Aim
Write out each of the rows below word for word, with nothing changed or left out.

Records shown
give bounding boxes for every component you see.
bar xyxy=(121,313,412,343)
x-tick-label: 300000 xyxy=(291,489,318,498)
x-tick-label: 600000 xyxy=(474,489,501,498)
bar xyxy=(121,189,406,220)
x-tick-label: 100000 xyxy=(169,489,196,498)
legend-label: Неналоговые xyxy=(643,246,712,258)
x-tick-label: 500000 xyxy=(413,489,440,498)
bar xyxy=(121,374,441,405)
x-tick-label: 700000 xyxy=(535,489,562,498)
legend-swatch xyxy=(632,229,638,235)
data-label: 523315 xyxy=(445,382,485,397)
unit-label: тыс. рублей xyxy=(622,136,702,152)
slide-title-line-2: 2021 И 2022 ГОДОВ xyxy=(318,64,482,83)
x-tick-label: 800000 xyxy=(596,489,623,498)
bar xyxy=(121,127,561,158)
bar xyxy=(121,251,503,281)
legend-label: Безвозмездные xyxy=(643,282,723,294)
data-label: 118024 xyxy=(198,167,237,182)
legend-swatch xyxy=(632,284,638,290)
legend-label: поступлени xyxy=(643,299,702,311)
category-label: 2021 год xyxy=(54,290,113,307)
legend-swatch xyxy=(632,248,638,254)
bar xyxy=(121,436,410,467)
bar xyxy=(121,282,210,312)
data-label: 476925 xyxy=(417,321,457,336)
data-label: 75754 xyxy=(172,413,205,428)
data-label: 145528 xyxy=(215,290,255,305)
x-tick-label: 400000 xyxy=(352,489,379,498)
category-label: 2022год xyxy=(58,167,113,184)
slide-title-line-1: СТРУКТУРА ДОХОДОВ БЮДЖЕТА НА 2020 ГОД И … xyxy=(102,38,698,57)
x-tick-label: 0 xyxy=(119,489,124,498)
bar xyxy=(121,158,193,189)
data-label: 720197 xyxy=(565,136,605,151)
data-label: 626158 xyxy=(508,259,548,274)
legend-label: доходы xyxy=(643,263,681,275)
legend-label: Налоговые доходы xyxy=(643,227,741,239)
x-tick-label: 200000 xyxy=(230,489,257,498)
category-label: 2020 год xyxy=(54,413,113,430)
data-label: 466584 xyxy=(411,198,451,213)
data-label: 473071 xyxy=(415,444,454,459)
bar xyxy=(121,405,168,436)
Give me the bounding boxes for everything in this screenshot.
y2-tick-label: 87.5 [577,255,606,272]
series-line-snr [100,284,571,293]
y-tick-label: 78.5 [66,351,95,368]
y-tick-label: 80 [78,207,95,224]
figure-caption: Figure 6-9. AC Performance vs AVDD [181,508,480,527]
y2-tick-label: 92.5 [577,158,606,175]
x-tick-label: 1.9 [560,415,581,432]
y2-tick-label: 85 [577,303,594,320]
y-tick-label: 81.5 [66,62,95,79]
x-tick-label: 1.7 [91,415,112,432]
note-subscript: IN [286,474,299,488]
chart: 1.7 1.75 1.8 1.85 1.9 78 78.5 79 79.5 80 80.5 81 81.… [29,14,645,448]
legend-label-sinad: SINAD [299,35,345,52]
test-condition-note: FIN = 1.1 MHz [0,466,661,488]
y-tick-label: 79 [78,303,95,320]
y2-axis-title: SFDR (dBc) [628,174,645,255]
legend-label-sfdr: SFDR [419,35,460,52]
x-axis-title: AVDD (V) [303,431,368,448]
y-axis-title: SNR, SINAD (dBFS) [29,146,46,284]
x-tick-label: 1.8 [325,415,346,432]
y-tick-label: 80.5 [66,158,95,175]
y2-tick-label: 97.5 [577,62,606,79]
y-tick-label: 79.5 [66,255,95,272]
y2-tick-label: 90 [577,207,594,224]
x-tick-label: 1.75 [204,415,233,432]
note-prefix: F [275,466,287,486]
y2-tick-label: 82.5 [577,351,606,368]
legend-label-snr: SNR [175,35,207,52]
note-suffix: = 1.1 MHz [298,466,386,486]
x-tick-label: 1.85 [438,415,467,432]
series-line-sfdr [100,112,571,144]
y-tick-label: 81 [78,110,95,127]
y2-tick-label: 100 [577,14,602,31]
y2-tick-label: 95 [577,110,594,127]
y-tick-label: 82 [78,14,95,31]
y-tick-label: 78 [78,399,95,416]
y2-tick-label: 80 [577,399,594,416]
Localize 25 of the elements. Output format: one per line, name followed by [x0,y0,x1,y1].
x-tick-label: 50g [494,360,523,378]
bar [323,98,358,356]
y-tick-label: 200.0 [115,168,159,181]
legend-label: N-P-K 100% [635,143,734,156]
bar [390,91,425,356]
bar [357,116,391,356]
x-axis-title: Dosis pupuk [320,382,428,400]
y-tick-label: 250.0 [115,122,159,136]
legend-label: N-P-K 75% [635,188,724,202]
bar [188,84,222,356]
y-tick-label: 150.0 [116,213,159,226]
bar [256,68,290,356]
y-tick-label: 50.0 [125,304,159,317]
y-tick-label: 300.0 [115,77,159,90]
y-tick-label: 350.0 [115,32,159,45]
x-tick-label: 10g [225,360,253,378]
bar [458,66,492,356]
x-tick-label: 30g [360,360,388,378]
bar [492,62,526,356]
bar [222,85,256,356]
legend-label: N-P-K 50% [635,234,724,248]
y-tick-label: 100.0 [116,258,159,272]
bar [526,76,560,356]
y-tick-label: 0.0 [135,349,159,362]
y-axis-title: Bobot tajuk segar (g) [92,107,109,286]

Written reply
give bounding boxes for every component you see.
bar xyxy=(121,313,412,343)
x-tick-label: 300000 xyxy=(291,489,318,498)
x-tick-label: 600000 xyxy=(474,489,501,498)
bar xyxy=(121,189,406,220)
x-tick-label: 100000 xyxy=(169,489,196,498)
legend-label: Неналоговые xyxy=(643,246,712,258)
x-tick-label: 500000 xyxy=(413,489,440,498)
bar xyxy=(121,374,441,405)
x-tick-label: 700000 xyxy=(535,489,562,498)
legend-swatch xyxy=(632,229,638,235)
data-label: 523315 xyxy=(445,382,485,397)
unit-label: тыс. рублей xyxy=(622,136,702,152)
slide-title-line-2: 2021 И 2022 ГОДОВ xyxy=(318,64,482,83)
x-tick-label: 800000 xyxy=(596,489,623,498)
bar xyxy=(121,127,561,158)
bar xyxy=(121,251,503,281)
legend-label: Безвозмездные xyxy=(643,282,723,294)
data-label: 118024 xyxy=(198,167,237,182)
legend-swatch xyxy=(632,284,638,290)
legend-label: поступлени xyxy=(643,299,702,311)
category-label: 2021 год xyxy=(54,290,113,307)
legend-swatch xyxy=(632,248,638,254)
bar xyxy=(121,436,410,467)
bar xyxy=(121,282,210,312)
data-label: 476925 xyxy=(417,321,457,336)
data-label: 75754 xyxy=(172,413,205,428)
data-label: 145528 xyxy=(215,290,255,305)
x-tick-label: 400000 xyxy=(352,489,379,498)
category-label: 2022год xyxy=(58,167,113,184)
slide-title-line-1: СТРУКТУРА ДОХОДОВ БЮДЖЕТА НА 2020 ГОД И … xyxy=(102,38,698,57)
x-tick-label: 0 xyxy=(119,489,124,498)
bar xyxy=(121,158,193,189)
data-label: 720197 xyxy=(565,136,605,151)
data-label: 626158 xyxy=(508,259,548,274)
legend-label: доходы xyxy=(643,263,681,275)
legend-label: Налоговые доходы xyxy=(643,227,741,239)
x-tick-label: 200000 xyxy=(230,489,257,498)
category-label: 2020 год xyxy=(54,413,113,430)
data-label: 466584 xyxy=(411,198,451,213)
data-label: 473071 xyxy=(415,444,454,459)
bar xyxy=(121,405,168,436)
Give me the bounding boxes for everything in this screenshot.
y2-tick-label: 87.5 [577,255,606,272]
series-line-snr [100,284,571,293]
y-tick-label: 78.5 [66,351,95,368]
y-tick-label: 80 [78,207,95,224]
figure-caption: Figure 6-9. AC Performance vs AVDD [181,508,480,527]
y2-tick-label: 92.5 [577,158,606,175]
x-tick-label: 1.9 [560,415,581,432]
y2-tick-label: 85 [577,303,594,320]
y-tick-label: 81.5 [66,62,95,79]
x-tick-label: 1.7 [91,415,112,432]
note-subscript: IN [286,474,299,488]
chart: 1.7 1.75 1.8 1.85 1.9 78 78.5 79 79.5 80 80.5 81 81.… [29,14,645,448]
legend-label-sinad: SINAD [299,35,345,52]
test-condition-note: FIN = 1.1 MHz [0,466,661,488]
y-tick-label: 79 [78,303,95,320]
y2-axis-title: SFDR (dBc) [628,174,645,255]
legend-label-sfdr: SFDR [419,35,460,52]
x-axis-title: AVDD (V) [303,431,368,448]
y-axis-title: SNR, SINAD (dBFS) [29,146,46,284]
x-tick-label: 1.8 [325,415,346,432]
y-tick-label: 80.5 [66,158,95,175]
y2-tick-label: 97.5 [577,62,606,79]
y-tick-label: 79.5 [66,255,95,272]
y2-tick-label: 90 [577,207,594,224]
x-tick-label: 1.75 [204,415,233,432]
note-prefix: F [275,466,287,486]
y2-tick-label: 82.5 [577,351,606,368]
legend-label-snr: SNR [175,35,207,52]
note-suffix: = 1.1 MHz [298,466,386,486]
x-tick-label: 1.85 [438,415,467,432]
series-line-sfdr [100,112,571,144]
y-tick-label: 81 [78,110,95,127]
y2-tick-label: 100 [577,14,602,31]
y2-tick-label: 95 [577,110,594,127]
y-tick-label: 82 [78,14,95,31]
y-tick-label: 78 [78,399,95,416]
y2-tick-label: 80 [577,399,594,416]
Localize 25 of the elements. Output format: one per line, name followed by [x0,y0,x1,y1].
x-tick-label: 50g [494,360,523,378]
bar [323,98,358,356]
y-tick-label: 200.0 [115,168,159,181]
legend-label: N-P-K 100% [635,143,734,156]
bar [390,91,425,356]
bar [357,116,391,356]
x-axis-title: Dosis pupuk [320,382,428,400]
y-tick-label: 250.0 [115,122,159,136]
legend-label: N-P-K 75% [635,188,724,202]
bar [188,84,222,356]
y-tick-label: 150.0 [116,213,159,226]
bar [256,68,290,356]
y-tick-label: 50.0 [125,304,159,317]
y-tick-label: 300.0 [115,77,159,90]
y-tick-label: 350.0 [115,32,159,45]
x-tick-label: 10g [225,360,253,378]
bar [458,66,492,356]
x-tick-label: 30g [360,360,388,378]
bar [492,62,526,356]
bar [222,85,256,356]
legend-label: N-P-K 50% [635,234,724,248]
y-tick-label: 100.0 [116,258,159,272]
bar [526,76,560,356]
y-tick-label: 0.0 [135,349,159,362]
y-axis-title: Bobot tajuk segar (g) [92,107,109,286]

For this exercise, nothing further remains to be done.